Problem statement =
Output every entry exactly as written, skipping any pictures.

════════════════

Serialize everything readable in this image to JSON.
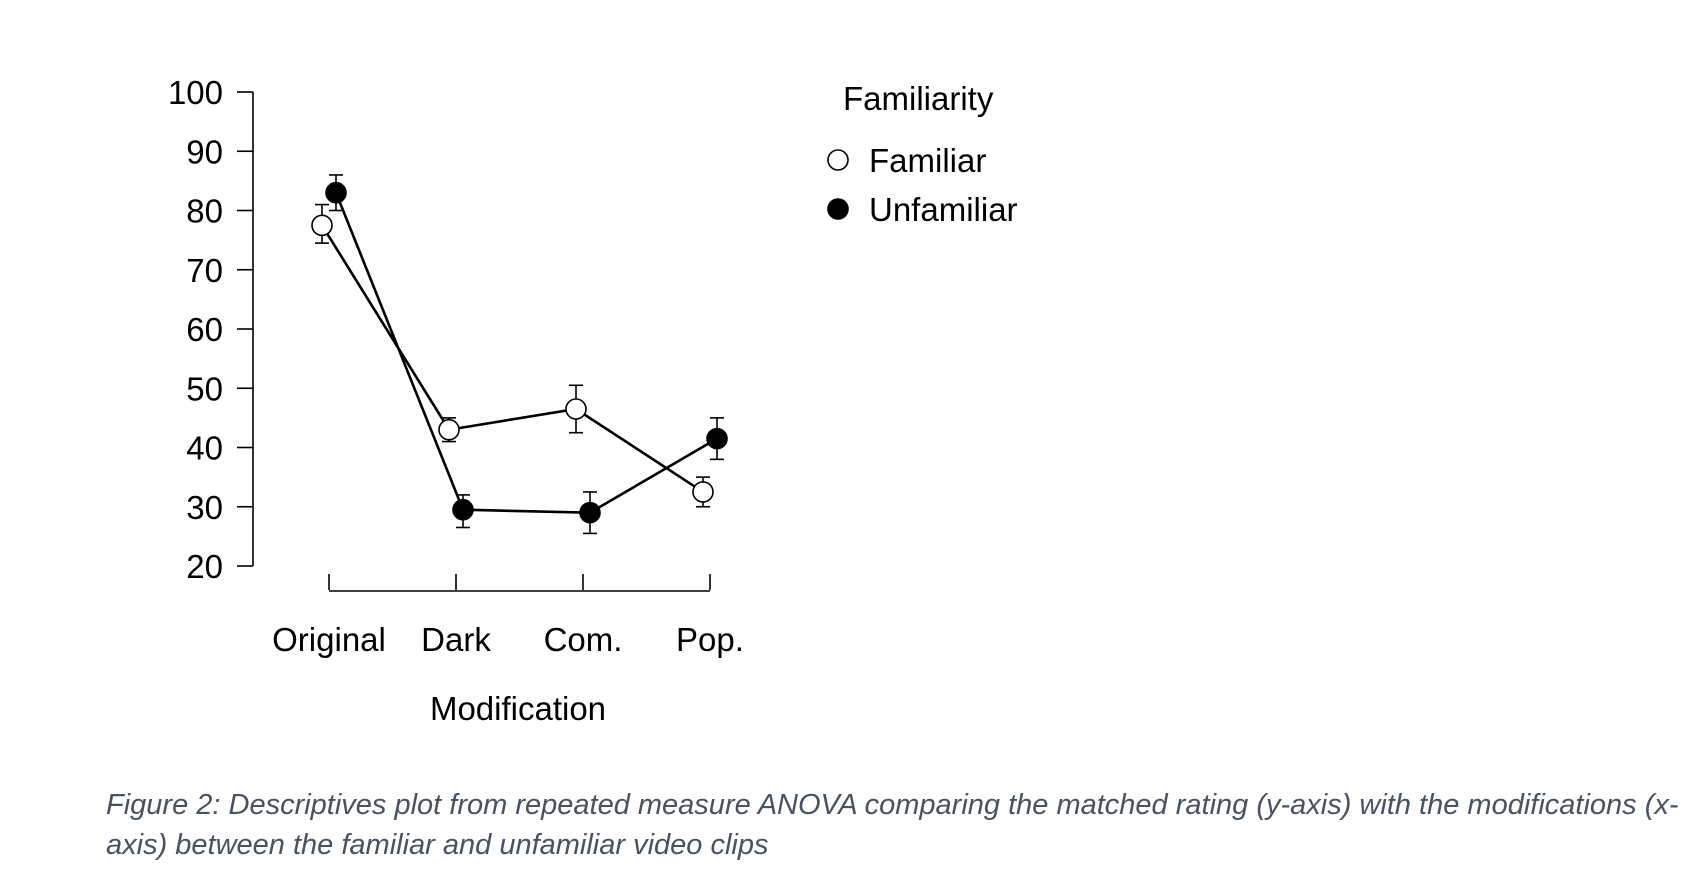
{
  "chart_data": {
    "type": "line",
    "xlabel": "Modification",
    "categories": [
      "Original",
      "Dark",
      "Com.",
      "Pop."
    ],
    "ylim": [
      20,
      100
    ],
    "yticks": [
      20,
      30,
      40,
      50,
      60,
      70,
      80,
      90,
      100
    ],
    "legend_title": "Familiarity",
    "legend_position": "top-right",
    "grid": false,
    "series": [
      {
        "name": "Familiar",
        "marker": "open-circle",
        "values": [
          77.5,
          43,
          46.5,
          32.5
        ],
        "error_low": [
          74.5,
          41,
          42.5,
          30
        ],
        "error_high": [
          81,
          45,
          50.5,
          35
        ]
      },
      {
        "name": "Unfamiliar",
        "marker": "filled-circle",
        "values": [
          83,
          29.5,
          29,
          41.5
        ],
        "error_low": [
          80,
          26.5,
          25.5,
          38
        ],
        "error_high": [
          86,
          32,
          32.5,
          45
        ]
      }
    ]
  },
  "caption": "Figure 2: Descriptives plot from repeated measure ANOVA comparing the matched rating (y-axis) with the modifications (x-axis) between the familiar and unfamiliar video clips"
}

════════════════

Right answer =
Serialize everything readable in this image to JSON.
{
  "chart_data": {
    "type": "line",
    "xlabel": "Modification",
    "categories": [
      "Original",
      "Dark",
      "Com.",
      "Pop."
    ],
    "ylim": [
      20,
      100
    ],
    "yticks": [
      20,
      30,
      40,
      50,
      60,
      70,
      80,
      90,
      100
    ],
    "legend_title": "Familiarity",
    "legend_position": "top-right",
    "grid": false,
    "series": [
      {
        "name": "Familiar",
        "marker": "open-circle",
        "values": [
          77.5,
          43,
          46.5,
          32.5
        ],
        "error_low": [
          74.5,
          41,
          42.5,
          30
        ],
        "error_high": [
          81,
          45,
          50.5,
          35
        ]
      },
      {
        "name": "Unfamiliar",
        "marker": "filled-circle",
        "values": [
          83,
          29.5,
          29,
          41.5
        ],
        "error_low": [
          80,
          26.5,
          25.5,
          38
        ],
        "error_high": [
          86,
          32,
          32.5,
          45
        ]
      }
    ]
  },
  "caption": "Figure 2: Descriptives plot from repeated measure ANOVA comparing the matched rating (y-axis) with the modifications (x-axis) between the familiar and unfamiliar video clips"
}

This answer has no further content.